● **EXERCISE DETAILS**
Repeat the material verbatim. Images are excluded from the copy.

### RECORD LIST ###

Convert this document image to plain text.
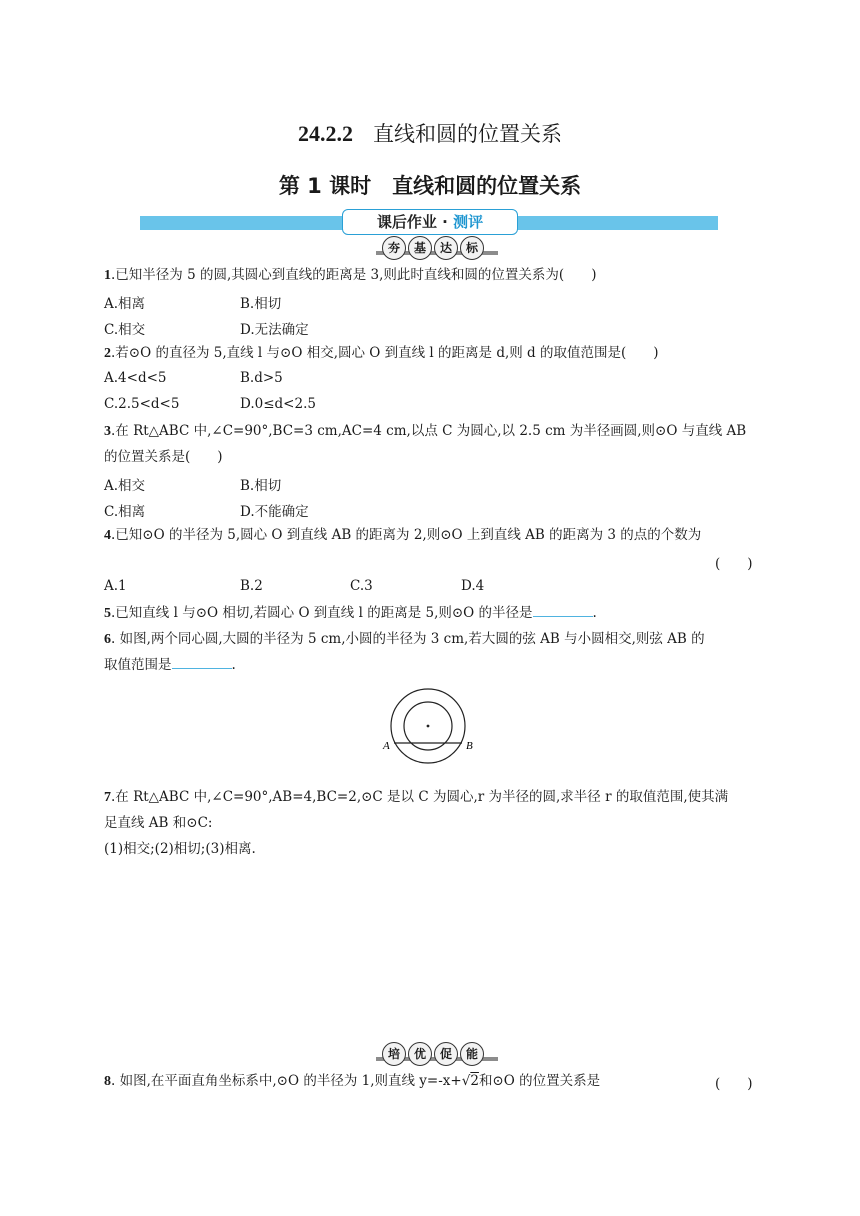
24.2.2 直线和圆的位置关系
第 1 课时　直线和圆的位置关系
课后作业 · 测评
夯	基	达	标
1.已知半径为 5 的圆,其圆心到直线的距离是 3,则此时直线和圆的位置关系为(　　)
A.相离	B.相切
C.相交	D.无法确定
2.若⊙O 的直径为 5,直线 l 与⊙O 相交,圆心 O 到直线 l 的距离是 d,则 d 的取值范围是(　　)
A.4<d<5	B.d>5
C.2.5<d<5	D.0≤d<2.5
3.在 Rt△ABC 中,∠C=90°,BC=3 cm,AC=4 cm,以点 C 为圆心,以 2.5 cm 为半径画圆,则⊙O 与直线 AB
的位置关系是(　　)
A.相交	B.相切
C.相离	D.不能确定
4.已知⊙O 的半径为 5,圆心 O 到直线 AB 的距离为 2,则⊙O 上到直线 AB 的距离为 3 的点的个数为
(　　)
A.1	B.2	C.3	D.4
5.已知直线 l 与⊙O 相切,若圆心 O 到直线 l 的距离是 5,则⊙O 的半径是	.
6. 如图,两个同心圆,大圆的半径为 5 cm,小圆的半径为 3 cm,若大圆的弦 AB 与小圆相交,则弦 AB 的
取值范围是	.
A	B
7.在 Rt△ABC 中,∠C=90°,AB=4,BC=2,⊙C 是以 C 为圆心,r 为半径的圆,求半径 r 的取值范围,使其满
足直线 AB 和⊙C:
(1)相交;(2)相切;(3)相离.
培	优	促	能
8. 如图,在平面直角坐标系中,⊙O 的半径为 1,则直线 y=-x+√2和⊙O 的位置关系是	(　　)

###

● **FINISHED ANSWER**
Convert this document image to plain text.
24.2.2 直线和圆的位置关系
第 1 课时　直线和圆的位置关系
课后作业 · 测评
夯	基	达	标
1.已知半径为 5 的圆,其圆心到直线的距离是 3,则此时直线和圆的位置关系为(　　)
A.相离	B.相切
C.相交	D.无法确定
2.若⊙O 的直径为 5,直线 l 与⊙O 相交,圆心 O 到直线 l 的距离是 d,则 d 的取值范围是(　　)
A.4<d<5	B.d>5
C.2.5<d<5	D.0≤d<2.5
3.在 Rt△ABC 中,∠C=90°,BC=3 cm,AC=4 cm,以点 C 为圆心,以 2.5 cm 为半径画圆,则⊙O 与直线 AB
的位置关系是(　　)
A.相交	B.相切
C.相离	D.不能确定
4.已知⊙O 的半径为 5,圆心 O 到直线 AB 的距离为 2,则⊙O 上到直线 AB 的距离为 3 的点的个数为
(　　)
A.1	B.2	C.3	D.4
5.已知直线 l 与⊙O 相切,若圆心 O 到直线 l 的距离是 5,则⊙O 的半径是	.
6. 如图,两个同心圆,大圆的半径为 5 cm,小圆的半径为 3 cm,若大圆的弦 AB 与小圆相交,则弦 AB 的
取值范围是	.
A	B
7.在 Rt△ABC 中,∠C=90°,AB=4,BC=2,⊙C 是以 C 为圆心,r 为半径的圆,求半径 r 的取值范围,使其满
足直线 AB 和⊙C:
(1)相交;(2)相切;(3)相离.
培	优	促	能
8. 如图,在平面直角坐标系中,⊙O 的半径为 1,则直线 y=-x+√2和⊙O 的位置关系是	(　　)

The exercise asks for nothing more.